● Listed records
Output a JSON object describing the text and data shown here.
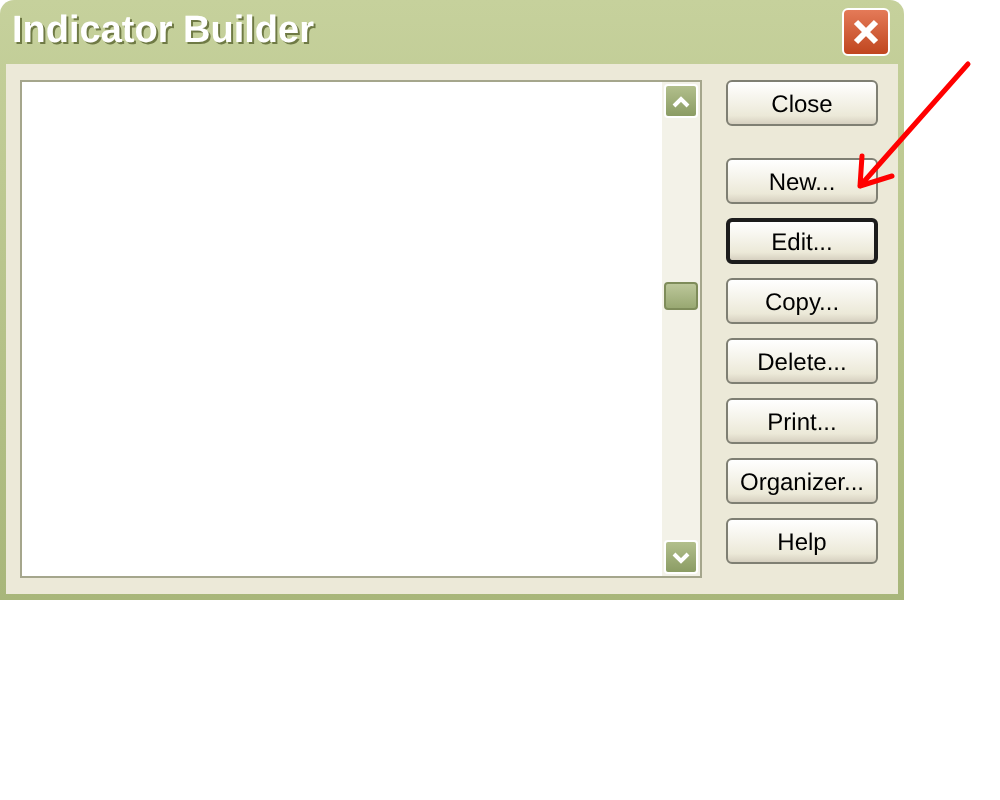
{
  "window": {
    "title": "Indicator Builder"
  },
  "buttons": [
    {
      "label": "Close",
      "default": false
    },
    {
      "label": "New...",
      "default": false
    },
    {
      "label": "Edit...",
      "default": true
    },
    {
      "label": "Copy...",
      "default": false
    },
    {
      "label": "Delete...",
      "default": false
    },
    {
      "label": "Print...",
      "default": false
    },
    {
      "label": "Organizer...",
      "default": false
    },
    {
      "label": "Help",
      "default": false
    }
  ]
}
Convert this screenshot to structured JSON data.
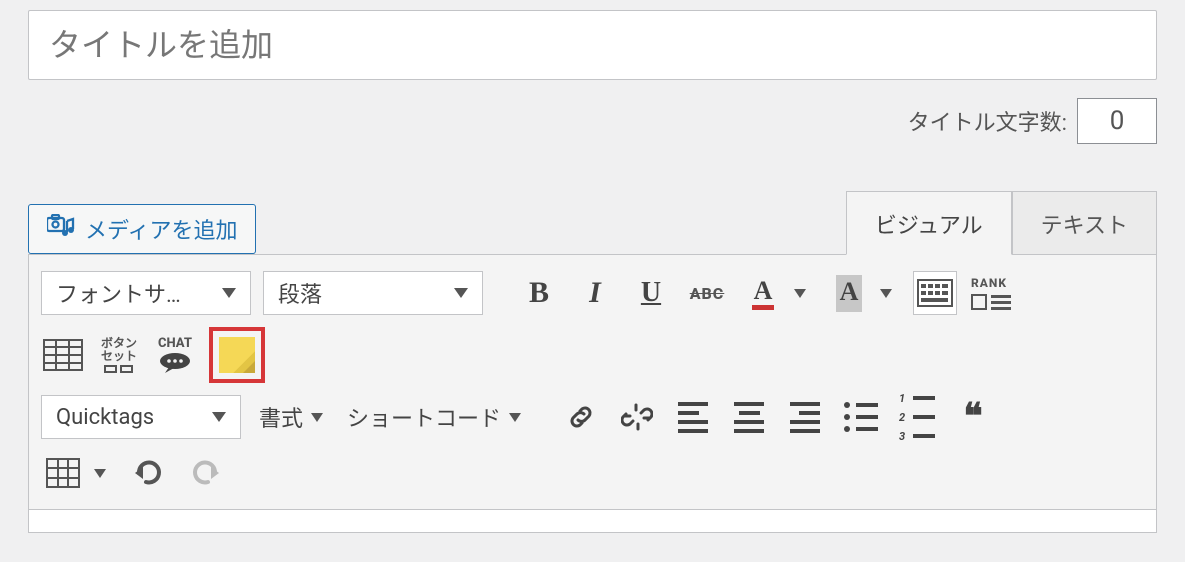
{
  "title": {
    "placeholder": "タイトルを追加",
    "value": ""
  },
  "title_count": {
    "label": "タイトル文字数:",
    "value": "0"
  },
  "media_button": "メディアを追加",
  "tabs": {
    "visual": "ビジュアル",
    "text": "テキスト"
  },
  "selects": {
    "fontsize": "フォントサ…",
    "paragraph": "段落",
    "quicktags": "Quicktags"
  },
  "row1": {
    "bold": "B",
    "italic": "I",
    "underline": "U",
    "strike": "ABC",
    "textcolor": "A",
    "bgcolor": "A",
    "rank": "RANK"
  },
  "row2": {
    "btnset_l1": "ボタン",
    "btnset_l2": "セット",
    "chat": "CHAT"
  },
  "row3": {
    "format": "書式",
    "shortcode": "ショートコード"
  }
}
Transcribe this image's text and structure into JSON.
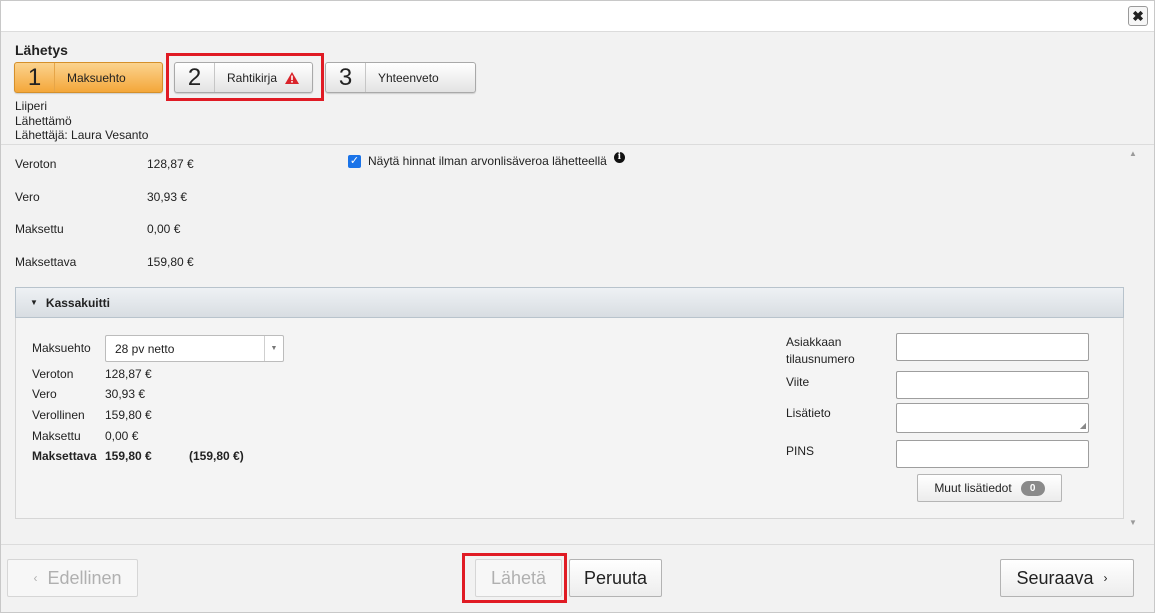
{
  "dialog": {
    "close_icon": "✖",
    "section_title": "Lähetys"
  },
  "steps": [
    {
      "number": "1",
      "label": "Maksuehto",
      "state": "active"
    },
    {
      "number": "2",
      "label": "Rahtikirja",
      "state": "warning"
    },
    {
      "number": "3",
      "label": "Yhteenveto",
      "state": "default"
    }
  ],
  "info": {
    "line1": "Liiperi",
    "line2": "Lähettämö",
    "line3": "Lähettäjä: Laura Vesanto"
  },
  "summary": [
    {
      "label": "Veroton",
      "value": "128,87 €"
    },
    {
      "label": "Vero",
      "value": "30,93 €"
    },
    {
      "label": "Maksettu",
      "value": "0,00 €"
    },
    {
      "label": "Maksettava",
      "value": "159,80 €"
    }
  ],
  "vat_option": {
    "checked": true,
    "label": "Näytä hinnat ilman arvonlisäveroa lähetteellä",
    "info_icon": "i"
  },
  "panel": {
    "title": "Kassakuitti",
    "payment_term_label": "Maksuehto",
    "payment_term_value": "28 pv netto",
    "rows": [
      {
        "label": "Veroton",
        "value": "128,87 €"
      },
      {
        "label": "Vero",
        "value": "30,93 €"
      },
      {
        "label": "Verollinen",
        "value": "159,80 €"
      },
      {
        "label": "Maksettu",
        "value": "0,00 €"
      }
    ],
    "total": {
      "label": "Maksettava",
      "value": "159,80 €",
      "extra": "(159,80 €)"
    },
    "fields": {
      "order_number_label_1": "Asiakkaan",
      "order_number_label_2": "tilausnumero",
      "reference_label": "Viite",
      "extra_info_label": "Lisätieto",
      "pins_label": "PINS",
      "order_number_value": "",
      "reference_value": "",
      "extra_info_value": "",
      "pins_value": ""
    },
    "more_info_button": "Muut lisätiedot",
    "more_info_count": "0"
  },
  "footer": {
    "previous": "Edellinen",
    "send": "Lähetä",
    "cancel": "Peruuta",
    "next": "Seuraava"
  },
  "colors": {
    "active_step": "#f4a73a",
    "highlight": "#e01b24",
    "checkbox": "#1a73e8",
    "warning": "#d9232a"
  }
}
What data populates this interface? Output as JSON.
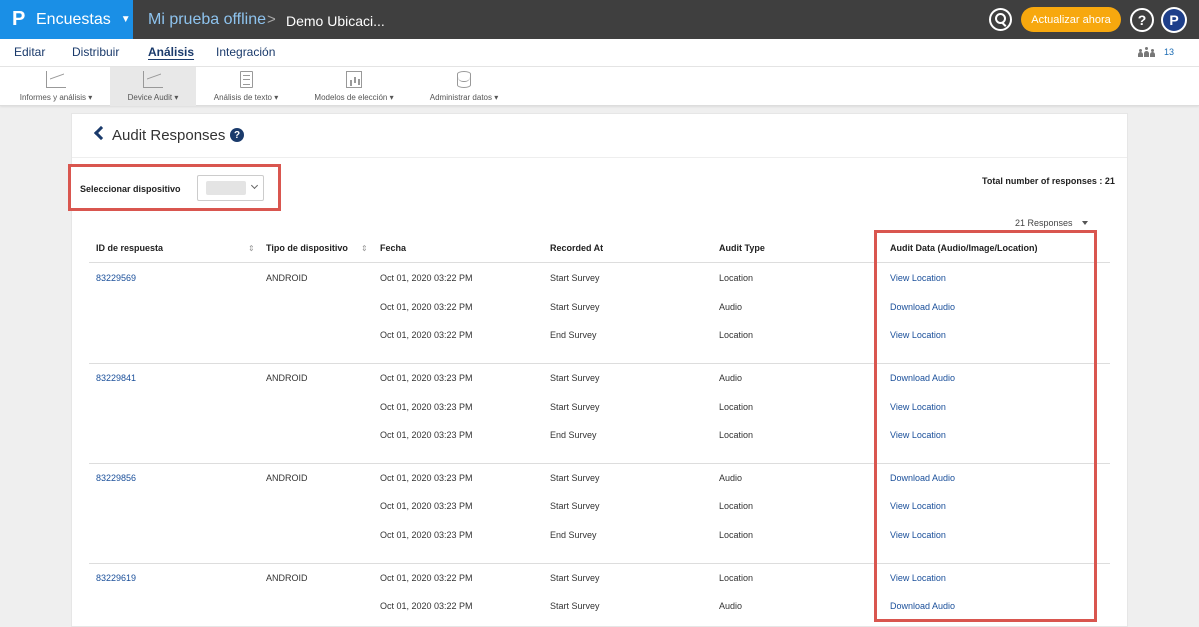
{
  "topbar": {
    "brand_logo": "P",
    "brand_name": "Encuestas",
    "crumb1": "Mi prueba offline",
    "crumb_sep": ">",
    "crumb2": "Demo Ubicaci...",
    "upgrade_label": "Actualizar ahora",
    "help_label": "?",
    "profile_label": "P"
  },
  "mainnav": {
    "items": [
      "Editar",
      "Distribuir",
      "Análisis",
      "Integración"
    ],
    "active": "Análisis",
    "people_count": "13"
  },
  "toolbar": {
    "items": [
      "Informes y análisis",
      "Device Audit",
      "Análisis de texto",
      "Modelos de elección",
      "Administrar datos"
    ],
    "active": "Device Audit"
  },
  "panel": {
    "title": "Audit Responses",
    "help": "?",
    "device_label": "Seleccionar dispositivo",
    "total": "Total number of responses : 21",
    "page_size": "21 Responses"
  },
  "table": {
    "columns": [
      "ID de respuesta",
      "Tipo de dispositivo",
      "Fecha",
      "Recorded At",
      "Audit Type",
      "Audit Data (Audio/Image/Location)"
    ],
    "groups": [
      {
        "id": "83229569",
        "device": "ANDROID",
        "rows": [
          {
            "fecha": "Oct 01, 2020 03:22 PM",
            "recorded": "Start Survey",
            "type": "Location",
            "data": "View Location"
          },
          {
            "fecha": "Oct 01, 2020 03:22 PM",
            "recorded": "Start Survey",
            "type": "Audio",
            "data": "Download Audio"
          },
          {
            "fecha": "Oct 01, 2020 03:22 PM",
            "recorded": "End Survey",
            "type": "Location",
            "data": "View Location"
          }
        ]
      },
      {
        "id": "83229841",
        "device": "ANDROID",
        "rows": [
          {
            "fecha": "Oct 01, 2020 03:23 PM",
            "recorded": "Start Survey",
            "type": "Audio",
            "data": "Download Audio"
          },
          {
            "fecha": "Oct 01, 2020 03:23 PM",
            "recorded": "Start Survey",
            "type": "Location",
            "data": "View Location"
          },
          {
            "fecha": "Oct 01, 2020 03:23 PM",
            "recorded": "End Survey",
            "type": "Location",
            "data": "View Location"
          }
        ]
      },
      {
        "id": "83229856",
        "device": "ANDROID",
        "rows": [
          {
            "fecha": "Oct 01, 2020 03:23 PM",
            "recorded": "Start Survey",
            "type": "Audio",
            "data": "Download Audio"
          },
          {
            "fecha": "Oct 01, 2020 03:23 PM",
            "recorded": "Start Survey",
            "type": "Location",
            "data": "View Location"
          },
          {
            "fecha": "Oct 01, 2020 03:23 PM",
            "recorded": "End Survey",
            "type": "Location",
            "data": "View Location"
          }
        ]
      },
      {
        "id": "83229619",
        "device": "ANDROID",
        "rows": [
          {
            "fecha": "Oct 01, 2020 03:22 PM",
            "recorded": "Start Survey",
            "type": "Location",
            "data": "View Location"
          },
          {
            "fecha": "Oct 01, 2020 03:22 PM",
            "recorded": "Start Survey",
            "type": "Audio",
            "data": "Download Audio"
          }
        ]
      }
    ]
  },
  "colors": {
    "brand": "#1a8fe6",
    "topbar": "#3f3f3f",
    "upgrade": "#f7a80e",
    "highlight": "#d9564f",
    "link": "#1a4f9a"
  }
}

● Prompt
Extract the full listing exactly, with the pictures left out.

● Solved exercise
Output a JSON object describing the text and data shown here.
{
  "window": {
    "title": "Indicator Builder"
  },
  "buttons": [
    {
      "label": "Close",
      "default": false
    },
    {
      "label": "New...",
      "default": false
    },
    {
      "label": "Edit...",
      "default": true
    },
    {
      "label": "Copy...",
      "default": false
    },
    {
      "label": "Delete...",
      "default": false
    },
    {
      "label": "Print...",
      "default": false
    },
    {
      "label": "Organizer...",
      "default": false
    },
    {
      "label": "Help",
      "default": false
    }
  ]
}
Convert this screenshot to structured JSON data.
{
  "title": {
    "placeholder": "タイトルを追加",
    "value": ""
  },
  "title_count": {
    "label": "タイトル文字数:",
    "value": "0"
  },
  "media_button": "メディアを追加",
  "tabs": {
    "visual": "ビジュアル",
    "text": "テキスト"
  },
  "selects": {
    "fontsize": "フォントサ…",
    "paragraph": "段落",
    "quicktags": "Quicktags"
  },
  "row1": {
    "bold": "B",
    "italic": "I",
    "underline": "U",
    "strike": "ABC",
    "textcolor": "A",
    "bgcolor": "A",
    "rank": "RANK"
  },
  "row2": {
    "btnset_l1": "ボタン",
    "btnset_l2": "セット",
    "chat": "CHAT"
  },
  "row3": {
    "format": "書式",
    "shortcode": "ショートコード"
  }
}
Transcribe this image's text and structure into JSON.
{
  "dialog": {
    "close_icon": "✖",
    "section_title": "Lähetys"
  },
  "steps": [
    {
      "number": "1",
      "label": "Maksuehto",
      "state": "active"
    },
    {
      "number": "2",
      "label": "Rahtikirja",
      "state": "warning"
    },
    {
      "number": "3",
      "label": "Yhteenveto",
      "state": "default"
    }
  ],
  "info": {
    "line1": "Liiperi",
    "line2": "Lähettämö",
    "line3": "Lähettäjä: Laura Vesanto"
  },
  "summary": [
    {
      "label": "Veroton",
      "value": "128,87 €"
    },
    {
      "label": "Vero",
      "value": "30,93 €"
    },
    {
      "label": "Maksettu",
      "value": "0,00 €"
    },
    {
      "label": "Maksettava",
      "value": "159,80 €"
    }
  ],
  "vat_option": {
    "checked": true,
    "label": "Näytä hinnat ilman arvonlisäveroa lähetteellä",
    "info_icon": "i"
  },
  "panel": {
    "title": "Kassakuitti",
    "payment_term_label": "Maksuehto",
    "payment_term_value": "28 pv netto",
    "rows": [
      {
        "label": "Veroton",
        "value": "128,87 €"
      },
      {
        "label": "Vero",
        "value": "30,93 €"
      },
      {
        "label": "Verollinen",
        "value": "159,80 €"
      },
      {
        "label": "Maksettu",
        "value": "0,00 €"
      }
    ],
    "total": {
      "label": "Maksettava",
      "value": "159,80 €",
      "extra": "(159,80 €)"
    },
    "fields": {
      "order_number_label_1": "Asiakkaan",
      "order_number_label_2": "tilausnumero",
      "reference_label": "Viite",
      "extra_info_label": "Lisätieto",
      "pins_label": "PINS",
      "order_number_value": "",
      "reference_value": "",
      "extra_info_value": "",
      "pins_value": ""
    },
    "more_info_button": "Muut lisätiedot",
    "more_info_count": "0"
  },
  "footer": {
    "previous": "Edellinen",
    "send": "Lähetä",
    "cancel": "Peruuta",
    "next": "Seuraava"
  },
  "colors": {
    "active_step": "#f4a73a",
    "highlight": "#e01b24",
    "checkbox": "#1a73e8",
    "warning": "#d9232a"
  }
}
What data populates this interface? Output as JSON.
{
  "topbar": {
    "brand_logo": "P",
    "brand_name": "Encuestas",
    "crumb1": "Mi prueba offline",
    "crumb_sep": ">",
    "crumb2": "Demo Ubicaci...",
    "upgrade_label": "Actualizar ahora",
    "help_label": "?",
    "profile_label": "P"
  },
  "mainnav": {
    "items": [
      "Editar",
      "Distribuir",
      "Análisis",
      "Integración"
    ],
    "active": "Análisis",
    "people_count": "13"
  },
  "toolbar": {
    "items": [
      "Informes y análisis",
      "Device Audit",
      "Análisis de texto",
      "Modelos de elección",
      "Administrar datos"
    ],
    "active": "Device Audit"
  },
  "panel": {
    "title": "Audit Responses",
    "help": "?",
    "device_label": "Seleccionar dispositivo",
    "total": "Total number of responses : 21",
    "page_size": "21 Responses"
  },
  "table": {
    "columns": [
      "ID de respuesta",
      "Tipo de dispositivo",
      "Fecha",
      "Recorded At",
      "Audit Type",
      "Audit Data (Audio/Image/Location)"
    ],
    "groups": [
      {
        "id": "83229569",
        "device": "ANDROID",
        "rows": [
          {
            "fecha": "Oct 01, 2020 03:22 PM",
            "recorded": "Start Survey",
            "type": "Location",
            "data": "View Location"
          },
          {
            "fecha": "Oct 01, 2020 03:22 PM",
            "recorded": "Start Survey",
            "type": "Audio",
            "data": "Download Audio"
          },
          {
            "fecha": "Oct 01, 2020 03:22 PM",
            "recorded": "End Survey",
            "type": "Location",
            "data": "View Location"
          }
        ]
      },
      {
        "id": "83229841",
        "device": "ANDROID",
        "rows": [
          {
            "fecha": "Oct 01, 2020 03:23 PM",
            "recorded": "Start Survey",
            "type": "Audio",
            "data": "Download Audio"
          },
          {
            "fecha": "Oct 01, 2020 03:23 PM",
            "recorded": "Start Survey",
            "type": "Location",
            "data": "View Location"
          },
          {
            "fecha": "Oct 01, 2020 03:23 PM",
            "recorded": "End Survey",
            "type": "Location",
            "data": "View Location"
          }
        ]
      },
      {
        "id": "83229856",
        "device": "ANDROID",
        "rows": [
          {
            "fecha": "Oct 01, 2020 03:23 PM",
            "recorded": "Start Survey",
            "type": "Audio",
            "data": "Download Audio"
          },
          {
            "fecha": "Oct 01, 2020 03:23 PM",
            "recorded": "Start Survey",
            "type": "Location",
            "data": "View Location"
          },
          {
            "fecha": "Oct 01, 2020 03:23 PM",
            "recorded": "End Survey",
            "type": "Location",
            "data": "View Location"
          }
        ]
      },
      {
        "id": "83229619",
        "device": "ANDROID",
        "rows": [
          {
            "fecha": "Oct 01, 2020 03:22 PM",
            "recorded": "Start Survey",
            "type": "Location",
            "data": "View Location"
          },
          {
            "fecha": "Oct 01, 2020 03:22 PM",
            "recorded": "Start Survey",
            "type": "Audio",
            "data": "Download Audio"
          }
        ]
      }
    ]
  },
  "colors": {
    "brand": "#1a8fe6",
    "topbar": "#3f3f3f",
    "upgrade": "#f7a80e",
    "highlight": "#d9564f",
    "link": "#1a4f9a"
  }
}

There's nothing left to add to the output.